• [What the exercise asks] All of the records below need to be copied exactly.

Begin

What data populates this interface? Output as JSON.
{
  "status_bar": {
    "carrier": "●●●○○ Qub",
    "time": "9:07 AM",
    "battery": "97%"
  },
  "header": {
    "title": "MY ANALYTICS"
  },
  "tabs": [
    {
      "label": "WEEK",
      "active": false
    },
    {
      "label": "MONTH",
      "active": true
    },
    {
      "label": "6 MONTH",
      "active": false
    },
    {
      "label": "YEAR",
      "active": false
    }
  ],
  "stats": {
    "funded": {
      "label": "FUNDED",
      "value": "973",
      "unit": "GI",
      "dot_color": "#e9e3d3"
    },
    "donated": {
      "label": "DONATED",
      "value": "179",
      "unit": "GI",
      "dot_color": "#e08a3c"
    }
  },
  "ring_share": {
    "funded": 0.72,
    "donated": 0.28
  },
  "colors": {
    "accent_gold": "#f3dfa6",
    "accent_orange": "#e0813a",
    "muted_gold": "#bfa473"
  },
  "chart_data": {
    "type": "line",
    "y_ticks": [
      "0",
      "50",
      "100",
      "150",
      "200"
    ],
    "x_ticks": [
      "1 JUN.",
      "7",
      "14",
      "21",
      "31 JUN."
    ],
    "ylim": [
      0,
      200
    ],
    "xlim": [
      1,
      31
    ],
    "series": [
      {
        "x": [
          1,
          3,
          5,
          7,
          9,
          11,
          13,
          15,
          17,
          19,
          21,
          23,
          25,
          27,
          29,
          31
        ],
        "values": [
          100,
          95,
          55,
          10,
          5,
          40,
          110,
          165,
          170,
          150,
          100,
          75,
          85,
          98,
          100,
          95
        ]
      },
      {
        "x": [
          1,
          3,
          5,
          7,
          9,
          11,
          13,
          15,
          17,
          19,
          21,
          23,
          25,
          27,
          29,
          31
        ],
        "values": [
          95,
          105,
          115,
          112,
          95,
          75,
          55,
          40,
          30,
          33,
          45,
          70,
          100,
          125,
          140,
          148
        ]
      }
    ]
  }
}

End

• [Task output]
What data populates this interface? Output as JSON.
{
  "status_bar": {
    "carrier": "●●●○○ Qub",
    "time": "9:07 AM",
    "battery": "97%"
  },
  "header": {
    "title": "MY ANALYTICS"
  },
  "tabs": [
    {
      "label": "WEEK",
      "active": false
    },
    {
      "label": "MONTH",
      "active": true
    },
    {
      "label": "6 MONTH",
      "active": false
    },
    {
      "label": "YEAR",
      "active": false
    }
  ],
  "stats": {
    "funded": {
      "label": "FUNDED",
      "value": "973",
      "unit": "GI",
      "dot_color": "#e9e3d3"
    },
    "donated": {
      "label": "DONATED",
      "value": "179",
      "unit": "GI",
      "dot_color": "#e08a3c"
    }
  },
  "ring_share": {
    "funded": 0.72,
    "donated": 0.28
  },
  "colors": {
    "accent_gold": "#f3dfa6",
    "accent_orange": "#e0813a",
    "muted_gold": "#bfa473"
  },
  "chart_data": {
    "type": "line",
    "y_ticks": [
      "0",
      "50",
      "100",
      "150",
      "200"
    ],
    "x_ticks": [
      "1 JUN.",
      "7",
      "14",
      "21",
      "31 JUN."
    ],
    "ylim": [
      0,
      200
    ],
    "xlim": [
      1,
      31
    ],
    "series": [
      {
        "x": [
          1,
          3,
          5,
          7,
          9,
          11,
          13,
          15,
          17,
          19,
          21,
          23,
          25,
          27,
          29,
          31
        ],
        "values": [
          100,
          95,
          55,
          10,
          5,
          40,
          110,
          165,
          170,
          150,
          100,
          75,
          85,
          98,
          100,
          95
        ]
      },
      {
        "x": [
          1,
          3,
          5,
          7,
          9,
          11,
          13,
          15,
          17,
          19,
          21,
          23,
          25,
          27,
          29,
          31
        ],
        "values": [
          95,
          105,
          115,
          112,
          95,
          75,
          55,
          40,
          30,
          33,
          45,
          70,
          100,
          125,
          140,
          148
        ]
      }
    ]
  }
}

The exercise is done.